- [Exercise aim] Your answer is a single number: the count of lines that contain the string "公式メルマガ".

- [Data items]
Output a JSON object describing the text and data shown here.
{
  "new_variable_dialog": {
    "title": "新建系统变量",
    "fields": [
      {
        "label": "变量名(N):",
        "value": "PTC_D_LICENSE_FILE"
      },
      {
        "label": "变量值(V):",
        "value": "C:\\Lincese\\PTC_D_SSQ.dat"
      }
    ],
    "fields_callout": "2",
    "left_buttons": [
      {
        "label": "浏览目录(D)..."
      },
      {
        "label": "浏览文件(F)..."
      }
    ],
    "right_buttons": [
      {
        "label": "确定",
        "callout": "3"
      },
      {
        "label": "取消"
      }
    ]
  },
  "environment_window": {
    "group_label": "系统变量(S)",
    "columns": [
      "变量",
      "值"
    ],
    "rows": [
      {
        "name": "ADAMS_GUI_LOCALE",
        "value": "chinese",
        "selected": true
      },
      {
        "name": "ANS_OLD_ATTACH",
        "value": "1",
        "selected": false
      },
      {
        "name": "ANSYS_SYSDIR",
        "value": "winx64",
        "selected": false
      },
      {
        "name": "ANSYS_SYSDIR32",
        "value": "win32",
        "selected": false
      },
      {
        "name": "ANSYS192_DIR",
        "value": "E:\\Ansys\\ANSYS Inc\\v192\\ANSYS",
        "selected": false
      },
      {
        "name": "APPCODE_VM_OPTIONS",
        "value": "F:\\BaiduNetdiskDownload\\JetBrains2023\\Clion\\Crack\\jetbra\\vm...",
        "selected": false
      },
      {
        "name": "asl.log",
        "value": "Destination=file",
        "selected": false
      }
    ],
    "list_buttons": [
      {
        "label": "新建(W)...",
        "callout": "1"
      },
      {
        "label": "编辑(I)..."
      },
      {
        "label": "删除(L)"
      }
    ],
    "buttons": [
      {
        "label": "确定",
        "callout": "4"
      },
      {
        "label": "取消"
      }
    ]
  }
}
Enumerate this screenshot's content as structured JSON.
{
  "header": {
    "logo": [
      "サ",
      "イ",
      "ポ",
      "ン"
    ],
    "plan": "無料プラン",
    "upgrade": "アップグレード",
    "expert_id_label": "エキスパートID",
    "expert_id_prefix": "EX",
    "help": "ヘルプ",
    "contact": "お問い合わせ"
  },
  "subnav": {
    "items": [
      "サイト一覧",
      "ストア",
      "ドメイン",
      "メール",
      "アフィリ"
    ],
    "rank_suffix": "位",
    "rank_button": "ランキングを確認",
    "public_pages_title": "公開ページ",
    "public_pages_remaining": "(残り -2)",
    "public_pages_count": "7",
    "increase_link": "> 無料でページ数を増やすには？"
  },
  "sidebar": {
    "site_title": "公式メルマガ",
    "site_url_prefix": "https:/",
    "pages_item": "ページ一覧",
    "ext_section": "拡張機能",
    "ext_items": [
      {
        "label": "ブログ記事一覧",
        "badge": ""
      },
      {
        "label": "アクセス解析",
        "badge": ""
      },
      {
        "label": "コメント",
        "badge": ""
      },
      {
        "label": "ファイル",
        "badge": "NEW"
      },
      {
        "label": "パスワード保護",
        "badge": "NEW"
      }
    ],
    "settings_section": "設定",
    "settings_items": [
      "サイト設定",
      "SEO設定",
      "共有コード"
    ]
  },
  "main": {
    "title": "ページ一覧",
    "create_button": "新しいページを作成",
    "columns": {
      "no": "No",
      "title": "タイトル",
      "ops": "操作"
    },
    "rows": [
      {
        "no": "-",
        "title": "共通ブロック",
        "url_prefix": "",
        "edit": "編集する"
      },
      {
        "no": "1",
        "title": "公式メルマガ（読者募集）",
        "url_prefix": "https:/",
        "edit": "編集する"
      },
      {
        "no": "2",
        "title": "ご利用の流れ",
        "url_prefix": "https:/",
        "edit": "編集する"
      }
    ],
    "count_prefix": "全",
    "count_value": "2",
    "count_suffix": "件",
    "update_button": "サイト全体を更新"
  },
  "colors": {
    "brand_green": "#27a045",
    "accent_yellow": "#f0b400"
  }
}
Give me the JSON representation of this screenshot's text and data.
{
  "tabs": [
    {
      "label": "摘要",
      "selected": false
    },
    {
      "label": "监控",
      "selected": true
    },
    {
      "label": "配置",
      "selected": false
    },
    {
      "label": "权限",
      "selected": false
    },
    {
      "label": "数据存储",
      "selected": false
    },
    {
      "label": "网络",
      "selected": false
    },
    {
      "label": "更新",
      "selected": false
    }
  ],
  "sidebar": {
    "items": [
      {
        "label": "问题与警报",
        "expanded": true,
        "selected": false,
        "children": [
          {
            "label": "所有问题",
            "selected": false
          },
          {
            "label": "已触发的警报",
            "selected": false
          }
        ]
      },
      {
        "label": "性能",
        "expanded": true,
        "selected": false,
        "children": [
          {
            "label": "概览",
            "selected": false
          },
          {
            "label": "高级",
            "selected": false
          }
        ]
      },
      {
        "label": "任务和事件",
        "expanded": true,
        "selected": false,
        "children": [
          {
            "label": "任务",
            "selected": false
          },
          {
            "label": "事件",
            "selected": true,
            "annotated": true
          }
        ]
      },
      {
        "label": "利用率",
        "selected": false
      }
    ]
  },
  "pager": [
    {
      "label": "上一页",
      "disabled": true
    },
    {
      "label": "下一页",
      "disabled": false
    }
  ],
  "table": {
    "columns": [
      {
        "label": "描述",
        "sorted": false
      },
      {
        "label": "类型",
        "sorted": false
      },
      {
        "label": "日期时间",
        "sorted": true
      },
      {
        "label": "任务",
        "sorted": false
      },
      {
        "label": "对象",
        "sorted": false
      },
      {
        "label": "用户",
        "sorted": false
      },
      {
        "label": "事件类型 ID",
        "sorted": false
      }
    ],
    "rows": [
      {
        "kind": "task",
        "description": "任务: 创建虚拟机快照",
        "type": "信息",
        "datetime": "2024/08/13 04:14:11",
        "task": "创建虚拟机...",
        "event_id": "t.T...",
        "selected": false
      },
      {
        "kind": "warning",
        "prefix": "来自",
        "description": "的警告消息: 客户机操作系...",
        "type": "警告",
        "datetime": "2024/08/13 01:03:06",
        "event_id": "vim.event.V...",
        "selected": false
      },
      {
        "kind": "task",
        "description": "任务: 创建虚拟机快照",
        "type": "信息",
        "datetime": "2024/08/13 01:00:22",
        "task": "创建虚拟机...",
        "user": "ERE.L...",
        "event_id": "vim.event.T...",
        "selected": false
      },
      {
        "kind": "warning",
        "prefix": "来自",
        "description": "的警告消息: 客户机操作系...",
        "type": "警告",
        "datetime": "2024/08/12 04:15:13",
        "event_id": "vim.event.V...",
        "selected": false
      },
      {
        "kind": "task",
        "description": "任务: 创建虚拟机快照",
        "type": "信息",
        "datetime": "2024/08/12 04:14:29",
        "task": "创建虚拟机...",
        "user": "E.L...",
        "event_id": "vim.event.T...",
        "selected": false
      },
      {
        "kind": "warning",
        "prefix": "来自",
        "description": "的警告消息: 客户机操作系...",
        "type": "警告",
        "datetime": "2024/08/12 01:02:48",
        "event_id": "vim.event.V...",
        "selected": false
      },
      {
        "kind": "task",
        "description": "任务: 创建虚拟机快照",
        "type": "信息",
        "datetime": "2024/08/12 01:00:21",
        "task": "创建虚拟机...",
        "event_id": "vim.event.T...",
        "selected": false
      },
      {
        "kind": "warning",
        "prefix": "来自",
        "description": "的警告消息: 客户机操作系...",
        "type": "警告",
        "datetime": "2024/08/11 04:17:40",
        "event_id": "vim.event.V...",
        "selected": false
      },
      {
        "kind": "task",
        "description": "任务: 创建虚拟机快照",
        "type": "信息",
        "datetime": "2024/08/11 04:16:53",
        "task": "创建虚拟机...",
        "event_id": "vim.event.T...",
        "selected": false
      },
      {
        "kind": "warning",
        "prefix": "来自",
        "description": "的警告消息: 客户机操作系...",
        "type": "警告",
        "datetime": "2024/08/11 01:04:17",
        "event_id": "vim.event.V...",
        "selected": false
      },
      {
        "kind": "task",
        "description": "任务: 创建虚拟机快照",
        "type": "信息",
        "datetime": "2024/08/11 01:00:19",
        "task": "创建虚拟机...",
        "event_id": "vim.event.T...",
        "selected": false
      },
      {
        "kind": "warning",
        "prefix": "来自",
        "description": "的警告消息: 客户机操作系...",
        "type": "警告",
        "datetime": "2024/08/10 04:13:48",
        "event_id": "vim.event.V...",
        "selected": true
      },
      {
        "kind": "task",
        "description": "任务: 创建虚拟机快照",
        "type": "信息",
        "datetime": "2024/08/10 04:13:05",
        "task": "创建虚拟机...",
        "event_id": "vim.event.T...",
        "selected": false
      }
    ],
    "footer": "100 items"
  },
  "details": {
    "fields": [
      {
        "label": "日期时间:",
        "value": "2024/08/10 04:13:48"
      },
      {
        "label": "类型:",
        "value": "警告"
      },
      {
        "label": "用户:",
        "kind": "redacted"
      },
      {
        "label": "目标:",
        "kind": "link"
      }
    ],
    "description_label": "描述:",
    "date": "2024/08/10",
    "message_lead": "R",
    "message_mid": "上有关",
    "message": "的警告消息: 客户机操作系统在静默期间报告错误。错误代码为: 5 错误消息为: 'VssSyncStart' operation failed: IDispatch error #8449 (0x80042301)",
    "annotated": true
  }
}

- [Full answer] 2